▶ _GIVEN REQUEST_
Keep the pictures out and restate every record exactly.

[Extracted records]
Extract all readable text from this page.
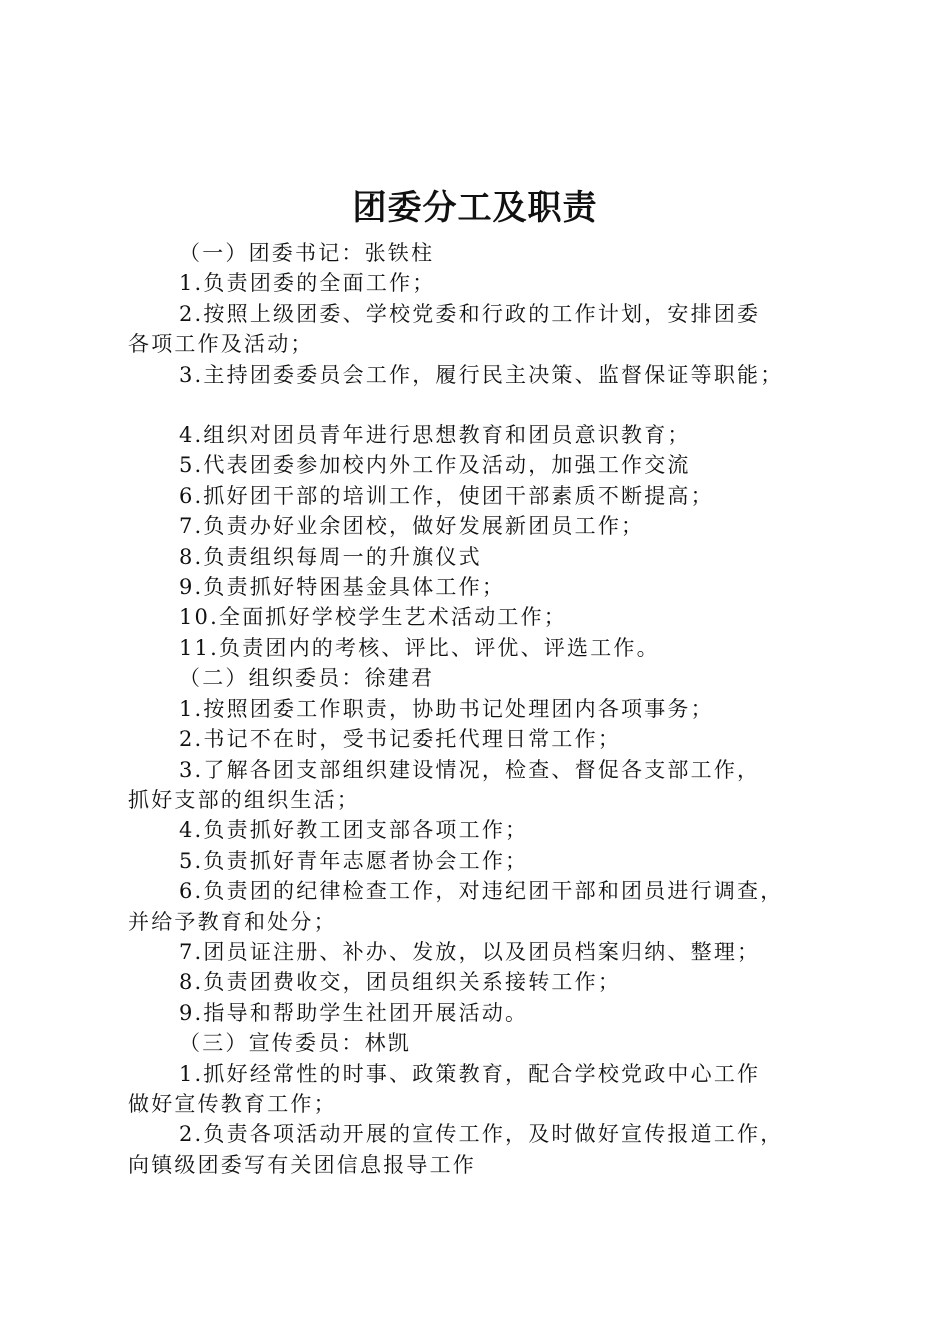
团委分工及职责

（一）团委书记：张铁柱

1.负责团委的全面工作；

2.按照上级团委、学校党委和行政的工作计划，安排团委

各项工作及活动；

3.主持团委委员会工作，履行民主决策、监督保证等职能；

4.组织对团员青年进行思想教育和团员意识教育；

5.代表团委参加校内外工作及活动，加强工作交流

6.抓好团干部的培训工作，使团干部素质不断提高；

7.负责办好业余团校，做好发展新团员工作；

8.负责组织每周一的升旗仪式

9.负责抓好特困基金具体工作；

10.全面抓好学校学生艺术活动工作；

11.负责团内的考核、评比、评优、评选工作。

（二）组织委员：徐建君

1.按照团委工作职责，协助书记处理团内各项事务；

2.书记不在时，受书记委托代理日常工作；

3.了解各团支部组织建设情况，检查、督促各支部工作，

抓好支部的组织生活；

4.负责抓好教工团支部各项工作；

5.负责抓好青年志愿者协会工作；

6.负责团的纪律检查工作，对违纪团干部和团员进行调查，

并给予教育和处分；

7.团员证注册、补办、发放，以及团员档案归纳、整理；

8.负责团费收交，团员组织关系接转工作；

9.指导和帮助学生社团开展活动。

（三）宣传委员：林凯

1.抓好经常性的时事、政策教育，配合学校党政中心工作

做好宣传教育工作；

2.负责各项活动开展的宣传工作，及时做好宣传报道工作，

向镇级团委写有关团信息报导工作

▶ _RESPONSE BELOW_
Extract all readable text from this page.
团委分工及职责

（一）团委书记：张铁柱

1.负责团委的全面工作；

2.按照上级团委、学校党委和行政的工作计划，安排团委

各项工作及活动；

3.主持团委委员会工作，履行民主决策、监督保证等职能；

4.组织对团员青年进行思想教育和团员意识教育；

5.代表团委参加校内外工作及活动，加强工作交流

6.抓好团干部的培训工作，使团干部素质不断提高；

7.负责办好业余团校，做好发展新团员工作；

8.负责组织每周一的升旗仪式

9.负责抓好特困基金具体工作；

10.全面抓好学校学生艺术活动工作；

11.负责团内的考核、评比、评优、评选工作。

（二）组织委员：徐建君

1.按照团委工作职责，协助书记处理团内各项事务；

2.书记不在时，受书记委托代理日常工作；

3.了解各团支部组织建设情况，检查、督促各支部工作，

抓好支部的组织生活；

4.负责抓好教工团支部各项工作；

5.负责抓好青年志愿者协会工作；

6.负责团的纪律检查工作，对违纪团干部和团员进行调查，

并给予教育和处分；

7.团员证注册、补办、发放，以及团员档案归纳、整理；

8.负责团费收交，团员组织关系接转工作；

9.指导和帮助学生社团开展活动。

（三）宣传委员：林凯

1.抓好经常性的时事、政策教育，配合学校党政中心工作

做好宣传教育工作；

2.负责各项活动开展的宣传工作，及时做好宣传报道工作，

向镇级团委写有关团信息报导工作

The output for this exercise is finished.